Your instructions
Pick out each line of the records that includes the string "Zieleni", and copy it.

Source records
--------------------------------------------------

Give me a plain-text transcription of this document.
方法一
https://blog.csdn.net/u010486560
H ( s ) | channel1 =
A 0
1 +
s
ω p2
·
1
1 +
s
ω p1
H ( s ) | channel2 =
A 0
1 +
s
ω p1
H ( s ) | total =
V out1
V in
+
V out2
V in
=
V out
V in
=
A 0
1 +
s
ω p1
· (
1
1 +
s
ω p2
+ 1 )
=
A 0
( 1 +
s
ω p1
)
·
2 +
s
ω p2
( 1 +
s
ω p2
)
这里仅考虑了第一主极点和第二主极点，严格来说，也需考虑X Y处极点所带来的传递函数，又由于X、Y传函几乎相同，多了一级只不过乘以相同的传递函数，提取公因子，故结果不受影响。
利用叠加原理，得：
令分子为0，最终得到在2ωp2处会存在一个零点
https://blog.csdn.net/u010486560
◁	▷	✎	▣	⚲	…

--------------------------------------------------

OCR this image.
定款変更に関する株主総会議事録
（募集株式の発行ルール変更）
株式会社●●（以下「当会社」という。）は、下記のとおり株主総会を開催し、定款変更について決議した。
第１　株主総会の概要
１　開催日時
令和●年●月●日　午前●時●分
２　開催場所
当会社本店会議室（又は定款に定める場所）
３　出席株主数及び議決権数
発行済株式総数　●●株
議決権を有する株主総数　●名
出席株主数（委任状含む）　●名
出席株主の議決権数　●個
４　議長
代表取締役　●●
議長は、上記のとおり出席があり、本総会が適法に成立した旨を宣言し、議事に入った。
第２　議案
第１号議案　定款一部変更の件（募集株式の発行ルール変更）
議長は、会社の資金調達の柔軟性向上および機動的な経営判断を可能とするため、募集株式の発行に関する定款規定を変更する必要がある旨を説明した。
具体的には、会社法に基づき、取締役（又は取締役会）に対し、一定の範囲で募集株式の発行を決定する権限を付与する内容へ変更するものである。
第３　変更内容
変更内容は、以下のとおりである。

--------------------------------------------------

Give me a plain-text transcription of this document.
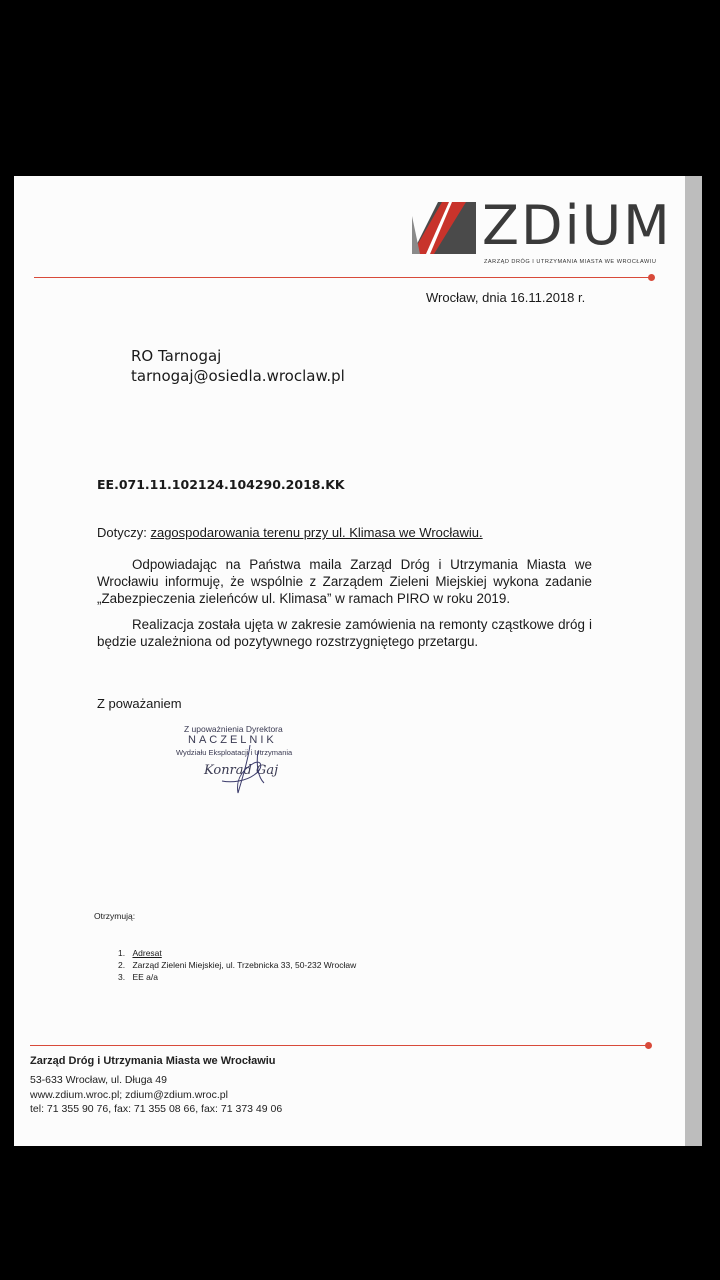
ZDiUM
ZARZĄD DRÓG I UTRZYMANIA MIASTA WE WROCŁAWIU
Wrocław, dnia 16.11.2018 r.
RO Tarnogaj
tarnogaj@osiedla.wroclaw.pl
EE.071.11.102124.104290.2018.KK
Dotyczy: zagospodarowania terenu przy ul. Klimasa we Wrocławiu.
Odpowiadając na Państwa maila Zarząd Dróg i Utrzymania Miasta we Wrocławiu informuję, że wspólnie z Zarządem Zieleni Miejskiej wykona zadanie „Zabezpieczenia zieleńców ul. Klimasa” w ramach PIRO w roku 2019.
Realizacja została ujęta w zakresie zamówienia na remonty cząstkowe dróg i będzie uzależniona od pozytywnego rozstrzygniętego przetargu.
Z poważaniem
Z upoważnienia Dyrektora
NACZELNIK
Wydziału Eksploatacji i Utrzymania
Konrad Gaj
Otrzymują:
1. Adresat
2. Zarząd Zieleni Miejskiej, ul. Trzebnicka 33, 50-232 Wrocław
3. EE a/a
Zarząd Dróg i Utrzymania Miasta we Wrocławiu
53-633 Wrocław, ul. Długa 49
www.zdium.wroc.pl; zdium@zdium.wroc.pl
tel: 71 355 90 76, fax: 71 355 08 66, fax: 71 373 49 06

--------------------------------------------------

Full response
Odpowiadając na Państwa maila Zarząd Dróg i Utrzymania Miasta we Wrocławiu informuję, że wspólnie z Zarządem Zieleni Miejskiej wykona zadanie „Zabezpieczenia zieleńców ul. Klimasa” w ramach PIRO w roku 2019.
2. Zarząd Zieleni Miejskiej, ul. Trzebnicka 33, 50-232 Wrocław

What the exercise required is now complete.